[start of Given data]
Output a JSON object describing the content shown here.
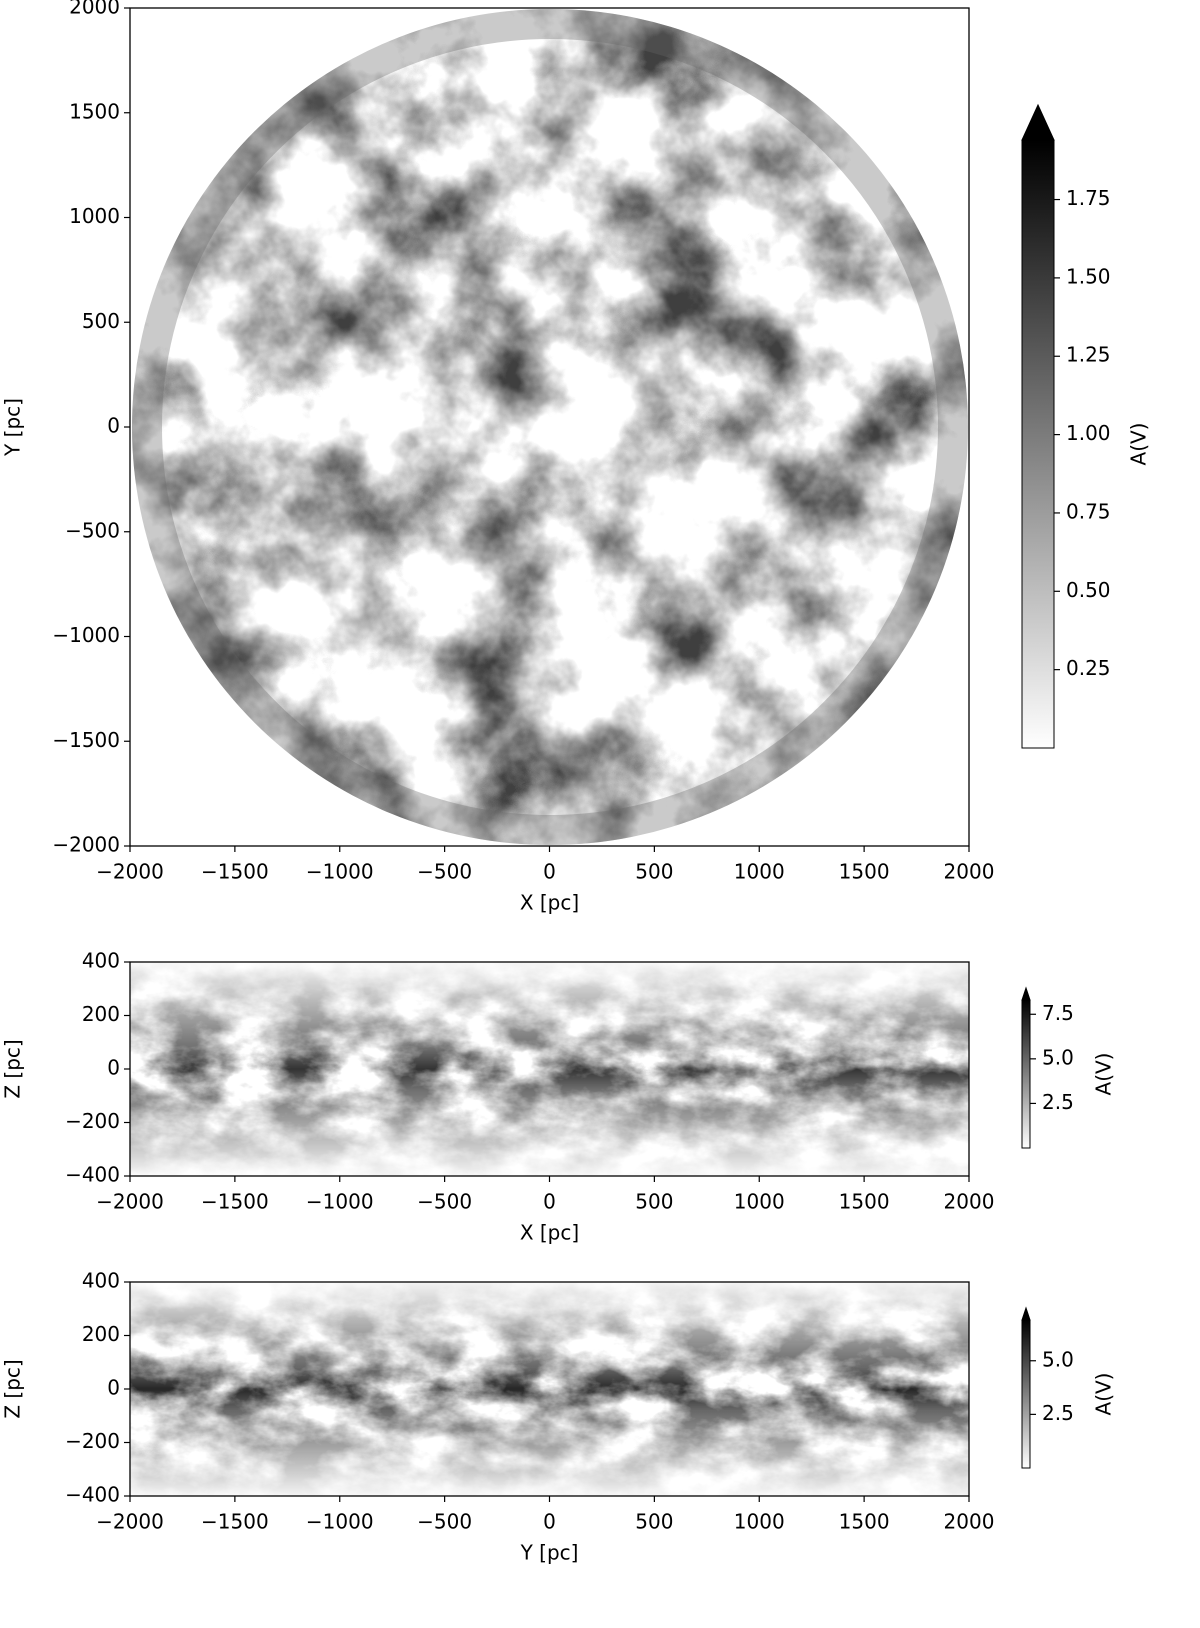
{
  "chart_data": [
    {
      "type": "heatmap",
      "xlabel": "X [pc]",
      "ylabel": "Y [pc]",
      "xlim": [
        -2000,
        2000
      ],
      "ylim": [
        -2000,
        2000
      ],
      "xticks": [
        {
          "value": -2000,
          "label": "−2000"
        },
        {
          "value": -1500,
          "label": "−1500"
        },
        {
          "value": -1000,
          "label": "−1000"
        },
        {
          "value": -500,
          "label": "−500"
        },
        0,
        500,
        1000,
        1500,
        2000
      ],
      "yticks": [
        {
          "value": -2000,
          "label": "−2000"
        },
        {
          "value": -1500,
          "label": "−1500"
        },
        {
          "value": -1000,
          "label": "−1000"
        },
        {
          "value": -500,
          "label": "−500"
        },
        0,
        500,
        1000,
        1500,
        2000
      ],
      "cmap_colors": [
        "#ffffff",
        "#000000"
      ],
      "colorbar": {
        "label": "A(V)",
        "lim": [
          0,
          1.94
        ],
        "extend": "max",
        "ticks": [
          0.25,
          {
            "value": 0.5,
            "label": "0.50"
          },
          0.75,
          {
            "value": 1,
            "label": "1.00"
          },
          1.25,
          {
            "value": 1.5,
            "label": "1.50"
          },
          1.75
        ]
      }
    },
    {
      "type": "heatmap",
      "xlabel": "X [pc]",
      "ylabel": "Z [pc]",
      "xlim": [
        -2000,
        2000
      ],
      "ylim": [
        -400,
        400
      ],
      "xticks": [
        {
          "value": -2000,
          "label": "−2000"
        },
        {
          "value": -1500,
          "label": "−1500"
        },
        {
          "value": -1000,
          "label": "−1000"
        },
        {
          "value": -500,
          "label": "−500"
        },
        0,
        500,
        1000,
        1500,
        2000
      ],
      "yticks": [
        {
          "value": -400,
          "label": "−400"
        },
        {
          "value": -200,
          "label": "−200"
        },
        0,
        200,
        400
      ],
      "cmap_colors": [
        "#ffffff",
        "#000000"
      ],
      "colorbar": {
        "label": "A(V)",
        "lim": [
          0,
          8.3
        ],
        "extend": "max",
        "ticks": [
          2.5,
          {
            "value": 5,
            "label": "5.0"
          },
          7.5
        ]
      }
    },
    {
      "type": "heatmap",
      "xlabel": "Y [pc]",
      "ylabel": "Z [pc]",
      "xlim": [
        -2000,
        2000
      ],
      "ylim": [
        -400,
        400
      ],
      "xticks": [
        {
          "value": -2000,
          "label": "−2000"
        },
        {
          "value": -1500,
          "label": "−1500"
        },
        {
          "value": -1000,
          "label": "−1000"
        },
        {
          "value": -500,
          "label": "−500"
        },
        0,
        500,
        1000,
        1500,
        2000
      ],
      "yticks": [
        {
          "value": -400,
          "label": "−400"
        },
        {
          "value": -200,
          "label": "−200"
        },
        0,
        200,
        400
      ],
      "cmap_colors": [
        "#ffffff",
        "#000000"
      ],
      "colorbar": {
        "label": "A(V)",
        "lim": [
          0,
          6.9
        ],
        "extend": "max",
        "ticks": [
          2.5,
          {
            "value": 5,
            "label": "5.0"
          }
        ]
      }
    }
  ]
}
[end of Given data]
▶ _Stated goal_: The records above must be printed exactly; the pictures stay out.

▶ _Right answer_:
Output a JSON object describing the content shown here.
{
  "chart_data": [
    {
      "type": "heatmap",
      "xlabel": "X [pc]",
      "ylabel": "Y [pc]",
      "xlim": [
        -2000,
        2000
      ],
      "ylim": [
        -2000,
        2000
      ],
      "xticks": [
        {
          "value": -2000,
          "label": "−2000"
        },
        {
          "value": -1500,
          "label": "−1500"
        },
        {
          "value": -1000,
          "label": "−1000"
        },
        {
          "value": -500,
          "label": "−500"
        },
        0,
        500,
        1000,
        1500,
        2000
      ],
      "yticks": [
        {
          "value": -2000,
          "label": "−2000"
        },
        {
          "value": -1500,
          "label": "−1500"
        },
        {
          "value": -1000,
          "label": "−1000"
        },
        {
          "value": -500,
          "label": "−500"
        },
        0,
        500,
        1000,
        1500,
        2000
      ],
      "cmap_colors": [
        "#ffffff",
        "#000000"
      ],
      "colorbar": {
        "label": "A(V)",
        "lim": [
          0,
          1.94
        ],
        "extend": "max",
        "ticks": [
          0.25,
          {
            "value": 0.5,
            "label": "0.50"
          },
          0.75,
          {
            "value": 1,
            "label": "1.00"
          },
          1.25,
          {
            "value": 1.5,
            "label": "1.50"
          },
          1.75
        ]
      }
    },
    {
      "type": "heatmap",
      "xlabel": "X [pc]",
      "ylabel": "Z [pc]",
      "xlim": [
        -2000,
        2000
      ],
      "ylim": [
        -400,
        400
      ],
      "xticks": [
        {
          "value": -2000,
          "label": "−2000"
        },
        {
          "value": -1500,
          "label": "−1500"
        },
        {
          "value": -1000,
          "label": "−1000"
        },
        {
          "value": -500,
          "label": "−500"
        },
        0,
        500,
        1000,
        1500,
        2000
      ],
      "yticks": [
        {
          "value": -400,
          "label": "−400"
        },
        {
          "value": -200,
          "label": "−200"
        },
        0,
        200,
        400
      ],
      "cmap_colors": [
        "#ffffff",
        "#000000"
      ],
      "colorbar": {
        "label": "A(V)",
        "lim": [
          0,
          8.3
        ],
        "extend": "max",
        "ticks": [
          2.5,
          {
            "value": 5,
            "label": "5.0"
          },
          7.5
        ]
      }
    },
    {
      "type": "heatmap",
      "xlabel": "Y [pc]",
      "ylabel": "Z [pc]",
      "xlim": [
        -2000,
        2000
      ],
      "ylim": [
        -400,
        400
      ],
      "xticks": [
        {
          "value": -2000,
          "label": "−2000"
        },
        {
          "value": -1500,
          "label": "−1500"
        },
        {
          "value": -1000,
          "label": "−1000"
        },
        {
          "value": -500,
          "label": "−500"
        },
        0,
        500,
        1000,
        1500,
        2000
      ],
      "yticks": [
        {
          "value": -400,
          "label": "−400"
        },
        {
          "value": -200,
          "label": "−200"
        },
        0,
        200,
        400
      ],
      "cmap_colors": [
        "#ffffff",
        "#000000"
      ],
      "colorbar": {
        "label": "A(V)",
        "lim": [
          0,
          6.9
        ],
        "extend": "max",
        "ticks": [
          2.5,
          {
            "value": 5,
            "label": "5.0"
          }
        ]
      }
    }
  ]
}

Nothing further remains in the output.